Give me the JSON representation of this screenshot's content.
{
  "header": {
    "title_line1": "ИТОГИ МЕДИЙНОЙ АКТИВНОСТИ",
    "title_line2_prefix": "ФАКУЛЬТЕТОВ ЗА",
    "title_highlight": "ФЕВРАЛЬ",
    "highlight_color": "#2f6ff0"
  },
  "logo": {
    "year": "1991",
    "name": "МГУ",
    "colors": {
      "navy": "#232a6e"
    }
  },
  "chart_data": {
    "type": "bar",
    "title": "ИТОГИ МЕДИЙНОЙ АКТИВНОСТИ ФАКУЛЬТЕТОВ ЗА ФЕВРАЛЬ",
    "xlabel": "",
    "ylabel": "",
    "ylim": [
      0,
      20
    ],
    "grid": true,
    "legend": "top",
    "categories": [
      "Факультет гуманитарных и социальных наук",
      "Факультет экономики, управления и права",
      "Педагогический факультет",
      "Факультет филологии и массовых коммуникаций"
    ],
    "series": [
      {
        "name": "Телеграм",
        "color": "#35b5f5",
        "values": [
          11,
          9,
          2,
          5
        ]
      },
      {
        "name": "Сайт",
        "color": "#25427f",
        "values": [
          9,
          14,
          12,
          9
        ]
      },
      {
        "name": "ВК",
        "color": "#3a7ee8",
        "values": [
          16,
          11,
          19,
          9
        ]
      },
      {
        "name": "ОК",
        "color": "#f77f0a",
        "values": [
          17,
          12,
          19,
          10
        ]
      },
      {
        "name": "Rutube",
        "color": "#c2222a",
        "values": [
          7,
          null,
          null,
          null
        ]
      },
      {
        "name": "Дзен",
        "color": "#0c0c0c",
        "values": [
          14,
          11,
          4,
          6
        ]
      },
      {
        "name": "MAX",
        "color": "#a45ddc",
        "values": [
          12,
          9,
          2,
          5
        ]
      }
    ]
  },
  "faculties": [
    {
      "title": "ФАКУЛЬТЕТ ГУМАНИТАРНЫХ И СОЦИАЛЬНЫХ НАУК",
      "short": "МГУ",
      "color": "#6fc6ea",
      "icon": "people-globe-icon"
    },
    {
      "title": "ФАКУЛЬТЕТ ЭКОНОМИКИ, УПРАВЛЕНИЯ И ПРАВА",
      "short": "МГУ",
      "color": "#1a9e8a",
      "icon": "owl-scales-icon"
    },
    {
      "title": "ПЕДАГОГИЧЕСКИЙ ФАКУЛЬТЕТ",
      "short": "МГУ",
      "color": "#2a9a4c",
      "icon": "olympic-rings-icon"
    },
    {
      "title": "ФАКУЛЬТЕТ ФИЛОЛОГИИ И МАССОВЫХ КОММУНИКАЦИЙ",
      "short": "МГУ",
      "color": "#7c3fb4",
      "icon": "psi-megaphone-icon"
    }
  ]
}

▶ _WRITTEN REQUEST_: Search the data above for lines holding "ФЕВРАЛЬ" and copy each of them.

▶ _TASK RESULT_:
    "title_highlight": "ФЕВРАЛЬ",
    "title": "ИТОГИ МЕДИЙНОЙ АКТИВНОСТИ ФАКУЛЬТЕТОВ ЗА ФЕВРАЛЬ",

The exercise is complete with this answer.